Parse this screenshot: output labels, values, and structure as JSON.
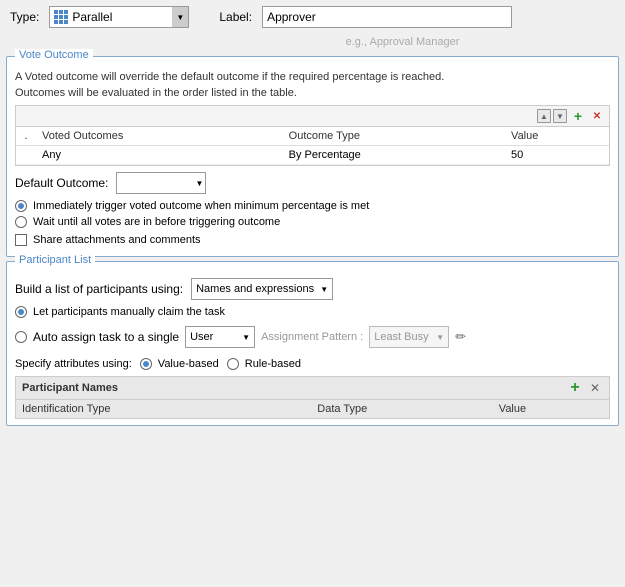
{
  "header": {
    "type_label": "Type:",
    "type_value": "Parallel",
    "label_label": "Label:",
    "label_value": "Approver",
    "label_placeholder": "e.g., Approval Manager"
  },
  "vote_outcome": {
    "section_title": "Vote Outcome",
    "desc1": "A Voted outcome will override the default outcome if the required percentage is reached.",
    "desc2": "Outcomes will be evaluated in the order listed in the table.",
    "table": {
      "dot_header": ".",
      "col1": "Voted Outcomes",
      "col2": "Outcome Type",
      "col3": "Value",
      "rows": [
        {
          "voted_outcome": "Any",
          "outcome_type": "By Percentage",
          "value": "50"
        }
      ]
    },
    "default_outcome_label": "Default Outcome:",
    "radio1": "Immediately trigger voted outcome when minimum percentage is met",
    "radio2": "Wait until all votes are in before triggering outcome",
    "checkbox": "Share attachments and comments"
  },
  "participant_list": {
    "section_title": "Participant List",
    "build_label": "Build a list of participants using:",
    "build_value": "Names and expressions",
    "radio1": "Let participants manually claim the task",
    "radio2": "Auto assign task to a single",
    "user_value": "User",
    "assignment_pattern_label": "Assignment Pattern :",
    "assignment_pattern_value": "Least Busy",
    "specify_label": "Specify attributes using:",
    "radio_value_based": "Value-based",
    "radio_rule_based": "Rule-based",
    "table_title": "Participant Names",
    "col1": "Identification Type",
    "col2": "Data Type",
    "col3": "Value"
  },
  "icons": {
    "up_arrow": "▲",
    "down_arrow": "▼",
    "add": "+",
    "remove": "✕",
    "edit": "✏",
    "dropdown": "▼"
  }
}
---*---
The data above should be repeated exactly, minus any pictures.

Parse this screenshot: output labels, values, and structure as JSON.
{
  "header": {
    "type_label": "Type:",
    "type_value": "Parallel",
    "label_label": "Label:",
    "label_value": "Approver",
    "label_placeholder": "e.g., Approval Manager"
  },
  "vote_outcome": {
    "section_title": "Vote Outcome",
    "desc1": "A Voted outcome will override the default outcome if the required percentage is reached.",
    "desc2": "Outcomes will be evaluated in the order listed in the table.",
    "table": {
      "dot_header": ".",
      "col1": "Voted Outcomes",
      "col2": "Outcome Type",
      "col3": "Value",
      "rows": [
        {
          "voted_outcome": "Any",
          "outcome_type": "By Percentage",
          "value": "50"
        }
      ]
    },
    "default_outcome_label": "Default Outcome:",
    "radio1": "Immediately trigger voted outcome when minimum percentage is met",
    "radio2": "Wait until all votes are in before triggering outcome",
    "checkbox": "Share attachments and comments"
  },
  "participant_list": {
    "section_title": "Participant List",
    "build_label": "Build a list of participants using:",
    "build_value": "Names and expressions",
    "radio1": "Let participants manually claim the task",
    "radio2": "Auto assign task to a single",
    "user_value": "User",
    "assignment_pattern_label": "Assignment Pattern :",
    "assignment_pattern_value": "Least Busy",
    "specify_label": "Specify attributes using:",
    "radio_value_based": "Value-based",
    "radio_rule_based": "Rule-based",
    "table_title": "Participant Names",
    "col1": "Identification Type",
    "col2": "Data Type",
    "col3": "Value"
  },
  "icons": {
    "up_arrow": "▲",
    "down_arrow": "▼",
    "add": "+",
    "remove": "✕",
    "edit": "✏",
    "dropdown": "▼"
  }
}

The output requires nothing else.